Directions >>
Take the data below and repeat it exactly.

[Data entries]

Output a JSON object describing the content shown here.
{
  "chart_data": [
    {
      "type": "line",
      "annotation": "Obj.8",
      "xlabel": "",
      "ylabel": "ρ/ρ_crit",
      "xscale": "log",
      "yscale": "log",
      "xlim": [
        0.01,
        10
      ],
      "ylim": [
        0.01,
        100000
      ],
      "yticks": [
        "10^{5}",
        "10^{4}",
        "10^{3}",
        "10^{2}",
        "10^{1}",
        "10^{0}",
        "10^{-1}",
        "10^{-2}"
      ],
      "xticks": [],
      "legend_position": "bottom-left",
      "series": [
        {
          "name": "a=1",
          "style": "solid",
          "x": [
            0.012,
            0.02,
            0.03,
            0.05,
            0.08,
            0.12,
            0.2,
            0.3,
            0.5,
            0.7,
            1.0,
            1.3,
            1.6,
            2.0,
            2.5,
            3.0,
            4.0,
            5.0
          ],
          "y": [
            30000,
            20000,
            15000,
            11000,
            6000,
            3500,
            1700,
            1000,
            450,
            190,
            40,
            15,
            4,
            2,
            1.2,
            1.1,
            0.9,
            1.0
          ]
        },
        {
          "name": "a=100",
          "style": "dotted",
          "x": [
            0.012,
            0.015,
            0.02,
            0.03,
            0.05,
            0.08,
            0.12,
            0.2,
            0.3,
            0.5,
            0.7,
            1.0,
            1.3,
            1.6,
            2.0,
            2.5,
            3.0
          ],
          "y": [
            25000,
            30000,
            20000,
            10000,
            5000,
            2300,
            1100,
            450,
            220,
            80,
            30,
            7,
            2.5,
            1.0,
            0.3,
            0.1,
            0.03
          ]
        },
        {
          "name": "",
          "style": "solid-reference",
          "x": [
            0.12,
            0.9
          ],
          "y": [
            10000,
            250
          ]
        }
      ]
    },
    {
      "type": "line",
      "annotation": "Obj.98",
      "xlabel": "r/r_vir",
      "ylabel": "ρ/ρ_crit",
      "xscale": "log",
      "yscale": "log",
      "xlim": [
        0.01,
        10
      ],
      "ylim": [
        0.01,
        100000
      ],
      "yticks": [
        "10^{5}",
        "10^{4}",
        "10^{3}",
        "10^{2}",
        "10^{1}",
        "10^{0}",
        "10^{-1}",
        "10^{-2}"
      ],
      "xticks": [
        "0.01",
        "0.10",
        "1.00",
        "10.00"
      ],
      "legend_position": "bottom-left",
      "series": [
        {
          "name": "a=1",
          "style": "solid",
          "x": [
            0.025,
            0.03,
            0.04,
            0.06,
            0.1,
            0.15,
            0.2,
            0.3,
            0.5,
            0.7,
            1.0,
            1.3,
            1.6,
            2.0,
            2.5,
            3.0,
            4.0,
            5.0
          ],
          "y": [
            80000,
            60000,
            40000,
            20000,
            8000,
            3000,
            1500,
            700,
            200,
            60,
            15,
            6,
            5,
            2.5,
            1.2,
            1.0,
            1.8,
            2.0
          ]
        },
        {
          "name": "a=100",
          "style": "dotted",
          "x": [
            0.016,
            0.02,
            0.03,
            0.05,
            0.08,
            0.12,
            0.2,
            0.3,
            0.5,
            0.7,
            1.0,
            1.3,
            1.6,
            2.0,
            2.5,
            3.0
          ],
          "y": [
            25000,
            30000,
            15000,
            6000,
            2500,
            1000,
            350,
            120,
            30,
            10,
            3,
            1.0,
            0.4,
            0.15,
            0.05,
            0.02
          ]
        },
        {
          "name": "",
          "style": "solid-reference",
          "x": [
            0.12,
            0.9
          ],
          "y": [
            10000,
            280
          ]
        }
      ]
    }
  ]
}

Worked answer >>
Output a JSON object describing the content shown here.
{
  "chart_data": [
    {
      "type": "line",
      "annotation": "Obj.8",
      "xlabel": "",
      "ylabel": "ρ/ρ_crit",
      "xscale": "log",
      "yscale": "log",
      "xlim": [
        0.01,
        10
      ],
      "ylim": [
        0.01,
        100000
      ],
      "yticks": [
        "10^{5}",
        "10^{4}",
        "10^{3}",
        "10^{2}",
        "10^{1}",
        "10^{0}",
        "10^{-1}",
        "10^{-2}"
      ],
      "xticks": [],
      "legend_position": "bottom-left",
      "series": [
        {
          "name": "a=1",
          "style": "solid",
          "x": [
            0.012,
            0.02,
            0.03,
            0.05,
            0.08,
            0.12,
            0.2,
            0.3,
            0.5,
            0.7,
            1.0,
            1.3,
            1.6,
            2.0,
            2.5,
            3.0,
            4.0,
            5.0
          ],
          "y": [
            30000,
            20000,
            15000,
            11000,
            6000,
            3500,
            1700,
            1000,
            450,
            190,
            40,
            15,
            4,
            2,
            1.2,
            1.1,
            0.9,
            1.0
          ]
        },
        {
          "name": "a=100",
          "style": "dotted",
          "x": [
            0.012,
            0.015,
            0.02,
            0.03,
            0.05,
            0.08,
            0.12,
            0.2,
            0.3,
            0.5,
            0.7,
            1.0,
            1.3,
            1.6,
            2.0,
            2.5,
            3.0
          ],
          "y": [
            25000,
            30000,
            20000,
            10000,
            5000,
            2300,
            1100,
            450,
            220,
            80,
            30,
            7,
            2.5,
            1.0,
            0.3,
            0.1,
            0.03
          ]
        },
        {
          "name": "",
          "style": "solid-reference",
          "x": [
            0.12,
            0.9
          ],
          "y": [
            10000,
            250
          ]
        }
      ]
    },
    {
      "type": "line",
      "annotation": "Obj.98",
      "xlabel": "r/r_vir",
      "ylabel": "ρ/ρ_crit",
      "xscale": "log",
      "yscale": "log",
      "xlim": [
        0.01,
        10
      ],
      "ylim": [
        0.01,
        100000
      ],
      "yticks": [
        "10^{5}",
        "10^{4}",
        "10^{3}",
        "10^{2}",
        "10^{1}",
        "10^{0}",
        "10^{-1}",
        "10^{-2}"
      ],
      "xticks": [
        "0.01",
        "0.10",
        "1.00",
        "10.00"
      ],
      "legend_position": "bottom-left",
      "series": [
        {
          "name": "a=1",
          "style": "solid",
          "x": [
            0.025,
            0.03,
            0.04,
            0.06,
            0.1,
            0.15,
            0.2,
            0.3,
            0.5,
            0.7,
            1.0,
            1.3,
            1.6,
            2.0,
            2.5,
            3.0,
            4.0,
            5.0
          ],
          "y": [
            80000,
            60000,
            40000,
            20000,
            8000,
            3000,
            1500,
            700,
            200,
            60,
            15,
            6,
            5,
            2.5,
            1.2,
            1.0,
            1.8,
            2.0
          ]
        },
        {
          "name": "a=100",
          "style": "dotted",
          "x": [
            0.016,
            0.02,
            0.03,
            0.05,
            0.08,
            0.12,
            0.2,
            0.3,
            0.5,
            0.7,
            1.0,
            1.3,
            1.6,
            2.0,
            2.5,
            3.0
          ],
          "y": [
            25000,
            30000,
            15000,
            6000,
            2500,
            1000,
            350,
            120,
            30,
            10,
            3,
            1.0,
            0.4,
            0.15,
            0.05,
            0.02
          ]
        },
        {
          "name": "",
          "style": "solid-reference",
          "x": [
            0.12,
            0.9
          ],
          "y": [
            10000,
            280
          ]
        }
      ]
    }
  ]
}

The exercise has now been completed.